■ **List of tasks**:
A: In the passage on Delaware testing, condense the paragraph beginning "We are also finding out how much AIR and DRC are closely tied" into a bulleted list that keeps its main facts.
B: Name every person identified by name in the passage on Delaware testing.
C: Using the passage on Delaware testing, answer each question:
(i) Who sponsored Senate Joint Resolution #2?
(ii) What combined dollar amount is given for DCAS and Smarter Balanced?
(iii) Which DeSSA newsletter is cited as the source of the quoted goal statement?

■ **Document segment**:
## begin
I got a ton of heat for casting fingers on SJR #2, but I have yet to be proven wrong.  Now the Feds are playing the same game.  And people are getting excited.  Once again, don’t be fooled.  Parents aren’t opting out of district assessments that gave immediate feedback and actually help teachers.  They are opting out of SBAC and PARCC.  Because they don’t help students or teachers, and there is no immediate feedback.  Hell, teachers can’t even see the questions or the answers.  Until President Obama publicly apologizes for the policies and non-Congressionally approved mandates coming out of HIS Department of Education, and abolishes all of these standardized assessments and the punitive measures they have on teachers and schools, I don’t believe a word he says about this matter.

Want to know when the SJR #2 Task Force will start to meet?  Probably the second a legislator brings up the veto override of House Bill 50!

Unraveling The Gordian Knot Around The Delaware DOE, AIR, DRC, CCSSO & SBAC

For many years, the Delaware Department of Education enacted policies and procedures with most of Delaware not aware of what was really going on.  This is changing at an exponential rate.  A Gordian knot is described as an unsolvable problem.  For years, folks in Delaware took whatever the DOE said as the gospel truth and there was nothing they could do about it.  The times, they are indeed changing…

For example, Senate Joint Resolution #2.  Sponsored by Delaware State Senator David Sokola and State Rep. Earl Jaques.  This resolution creates a task force to do away with unnecessary assessments because “students are being tested too much.”  Now I am hearing the DOE wants to increase the amount of interim assessments for the Smarter Balanced Assessment.  So we will get rid of the tests that actually give immediate feedback for instructional growth, but have more tests aligned with the Smarter Balanced?  You have got to be kidding me.  I always knew this was a ploy to fight opt-out, but now we are seeing the scorpion sting coming from the backend.  They want ALL the assessments kids get to be tied to Smarter Balanced, all for scores on THIS test.  And let’s not even get into how much more money this will give the vendor for Smarter Balanced, none other than American Institutes for Research (AIR).  As if $38 million between DCAS and Smarter Balanced weren’t enough…

In a couple newsletters from the Delaware System of Student Assessments (DeSSA), they talk about Data Recognition Corporation (DRC) being the scoring vendor, but never reveal the actual contractual relationship between AIR and DRC, even though other states were openly talking about it.  In fact, it appears the DOE did everything they could to avoid anything seen as issues with the Smarter Balanced Assessment during all of the House Bill 50 debate.

The key words in this newsletter from May of 2015, which talks about the “assessment inventory” are as follows:

Ultimately, the overall goal of this project is to provide a balanced system of assessments incorporating a minimum amount of high quality testing while meeting accountability needs and the needs of the educators supporting student growth and maximizing time for instruction.

Source: DeSSA May 2015 Newsletter

We are also finding out how much AIR and DRC are closely tied.  DRC is not just a test scoring vendor.  In fact, DRC was recently announced as the testing vendor for the Badger Exam in Wisconsin.  And there are already accusations surrounding campaign contributions to Governor Scott Walker from DRC President Susan Engeleiter.  DRC is the scoring vendor for Delaware’s Smarter Balanced essay portions of the test.  But the Delaware DOE never announced this.  In fact, they danced around the question for quite a long time.  They said nothing about it.
## end
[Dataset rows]
## begin
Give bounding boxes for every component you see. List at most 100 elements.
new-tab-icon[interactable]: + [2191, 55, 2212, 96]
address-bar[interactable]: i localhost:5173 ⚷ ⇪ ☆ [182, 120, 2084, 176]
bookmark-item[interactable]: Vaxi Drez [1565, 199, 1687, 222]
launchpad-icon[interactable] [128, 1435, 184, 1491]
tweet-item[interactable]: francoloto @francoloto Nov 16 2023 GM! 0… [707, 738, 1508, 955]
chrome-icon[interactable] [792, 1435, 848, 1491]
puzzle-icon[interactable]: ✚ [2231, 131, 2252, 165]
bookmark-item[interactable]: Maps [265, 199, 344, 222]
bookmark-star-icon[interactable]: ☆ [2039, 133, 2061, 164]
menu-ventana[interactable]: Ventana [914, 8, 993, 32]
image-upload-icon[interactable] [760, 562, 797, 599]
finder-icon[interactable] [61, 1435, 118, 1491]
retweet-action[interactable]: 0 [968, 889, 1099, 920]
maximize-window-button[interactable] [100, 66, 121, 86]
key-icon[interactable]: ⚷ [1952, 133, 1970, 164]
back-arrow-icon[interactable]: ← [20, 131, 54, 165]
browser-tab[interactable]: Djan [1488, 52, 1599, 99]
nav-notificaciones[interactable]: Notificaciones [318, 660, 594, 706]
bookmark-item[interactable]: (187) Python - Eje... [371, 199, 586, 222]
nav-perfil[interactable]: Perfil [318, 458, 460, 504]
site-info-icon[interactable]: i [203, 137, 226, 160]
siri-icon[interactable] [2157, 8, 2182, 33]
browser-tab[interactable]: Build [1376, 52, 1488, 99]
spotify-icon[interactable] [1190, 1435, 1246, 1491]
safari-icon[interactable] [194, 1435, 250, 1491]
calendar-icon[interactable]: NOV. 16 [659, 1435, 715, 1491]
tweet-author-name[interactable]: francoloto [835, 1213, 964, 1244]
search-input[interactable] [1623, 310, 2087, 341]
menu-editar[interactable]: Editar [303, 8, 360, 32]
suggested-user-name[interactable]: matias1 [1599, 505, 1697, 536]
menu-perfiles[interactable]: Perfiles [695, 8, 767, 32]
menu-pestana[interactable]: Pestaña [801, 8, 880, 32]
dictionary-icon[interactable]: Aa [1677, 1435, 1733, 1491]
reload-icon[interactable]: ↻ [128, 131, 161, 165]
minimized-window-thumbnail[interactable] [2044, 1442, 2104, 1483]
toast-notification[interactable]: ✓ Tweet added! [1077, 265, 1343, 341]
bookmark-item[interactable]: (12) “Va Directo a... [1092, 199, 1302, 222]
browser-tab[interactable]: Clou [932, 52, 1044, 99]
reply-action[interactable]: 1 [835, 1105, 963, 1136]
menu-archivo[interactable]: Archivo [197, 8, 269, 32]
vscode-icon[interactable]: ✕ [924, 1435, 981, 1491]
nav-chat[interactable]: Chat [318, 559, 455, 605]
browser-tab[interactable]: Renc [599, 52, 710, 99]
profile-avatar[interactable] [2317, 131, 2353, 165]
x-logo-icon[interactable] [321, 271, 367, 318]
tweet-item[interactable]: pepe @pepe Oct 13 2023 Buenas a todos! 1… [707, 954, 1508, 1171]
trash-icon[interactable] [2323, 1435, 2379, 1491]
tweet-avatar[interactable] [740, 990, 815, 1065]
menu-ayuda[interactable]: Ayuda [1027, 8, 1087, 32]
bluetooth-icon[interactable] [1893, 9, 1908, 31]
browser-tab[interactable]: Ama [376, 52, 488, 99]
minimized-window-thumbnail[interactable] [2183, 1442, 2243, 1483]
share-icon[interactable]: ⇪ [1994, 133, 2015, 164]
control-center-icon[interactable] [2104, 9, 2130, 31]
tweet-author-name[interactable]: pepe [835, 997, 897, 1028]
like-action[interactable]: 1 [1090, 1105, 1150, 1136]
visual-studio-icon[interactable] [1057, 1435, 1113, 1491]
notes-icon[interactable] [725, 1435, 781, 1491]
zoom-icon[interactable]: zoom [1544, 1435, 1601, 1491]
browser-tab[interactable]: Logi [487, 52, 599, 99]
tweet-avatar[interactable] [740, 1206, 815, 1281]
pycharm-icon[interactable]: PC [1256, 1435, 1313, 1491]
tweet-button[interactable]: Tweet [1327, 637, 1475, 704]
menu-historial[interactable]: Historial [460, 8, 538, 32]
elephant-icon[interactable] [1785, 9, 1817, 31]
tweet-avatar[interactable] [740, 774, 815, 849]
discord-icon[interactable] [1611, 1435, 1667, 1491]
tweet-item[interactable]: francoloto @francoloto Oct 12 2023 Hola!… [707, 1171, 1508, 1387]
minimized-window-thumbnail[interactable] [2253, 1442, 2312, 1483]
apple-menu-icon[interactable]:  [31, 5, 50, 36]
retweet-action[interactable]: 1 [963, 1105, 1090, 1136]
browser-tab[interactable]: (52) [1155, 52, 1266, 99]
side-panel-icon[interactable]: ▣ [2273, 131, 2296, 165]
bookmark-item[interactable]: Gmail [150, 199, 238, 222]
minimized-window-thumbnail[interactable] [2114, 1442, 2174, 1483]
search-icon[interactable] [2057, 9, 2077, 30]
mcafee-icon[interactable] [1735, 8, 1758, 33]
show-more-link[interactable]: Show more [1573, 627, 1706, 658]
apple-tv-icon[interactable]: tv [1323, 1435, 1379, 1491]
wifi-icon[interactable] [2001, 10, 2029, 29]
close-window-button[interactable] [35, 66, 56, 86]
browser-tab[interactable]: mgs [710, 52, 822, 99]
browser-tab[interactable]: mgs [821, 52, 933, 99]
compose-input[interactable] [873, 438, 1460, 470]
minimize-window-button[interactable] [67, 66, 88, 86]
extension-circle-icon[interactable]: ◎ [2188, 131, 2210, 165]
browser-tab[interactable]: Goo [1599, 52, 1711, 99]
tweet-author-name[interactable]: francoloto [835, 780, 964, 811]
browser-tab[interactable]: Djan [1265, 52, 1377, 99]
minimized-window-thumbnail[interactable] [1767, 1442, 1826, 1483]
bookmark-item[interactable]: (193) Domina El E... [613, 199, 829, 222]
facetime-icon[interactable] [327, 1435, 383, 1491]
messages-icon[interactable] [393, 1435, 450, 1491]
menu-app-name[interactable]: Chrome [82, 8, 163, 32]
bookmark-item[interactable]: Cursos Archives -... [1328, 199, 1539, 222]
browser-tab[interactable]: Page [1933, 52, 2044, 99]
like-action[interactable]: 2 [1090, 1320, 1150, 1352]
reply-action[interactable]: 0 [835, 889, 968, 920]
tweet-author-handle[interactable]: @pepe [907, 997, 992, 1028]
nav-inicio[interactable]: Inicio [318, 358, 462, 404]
## end
■ **Set of answers**:
A:
- AIR and DRC are closely tied.
- DRC does more than score tests. It was recently announced as the testing vendor for Wisconsin's Badger Exam.
- There are accusations about campaign contributions from DRC President Susan Engeleiter to Governor Scott Walker.
- DRC scores the essay portions of Delaware's Smarter Balanced test.
- The Delaware DOE never announced this. It avoided the question for a long time and said nothing about it.

B: President Obama, David Sokola, Earl Jaques, Scott Walker, Susan Engeleiter

C:
(i) Delaware State Senator David Sokola and State Rep. Earl Jaques
(ii) $38 million
(iii) The DeSSA May 2015 Newsletter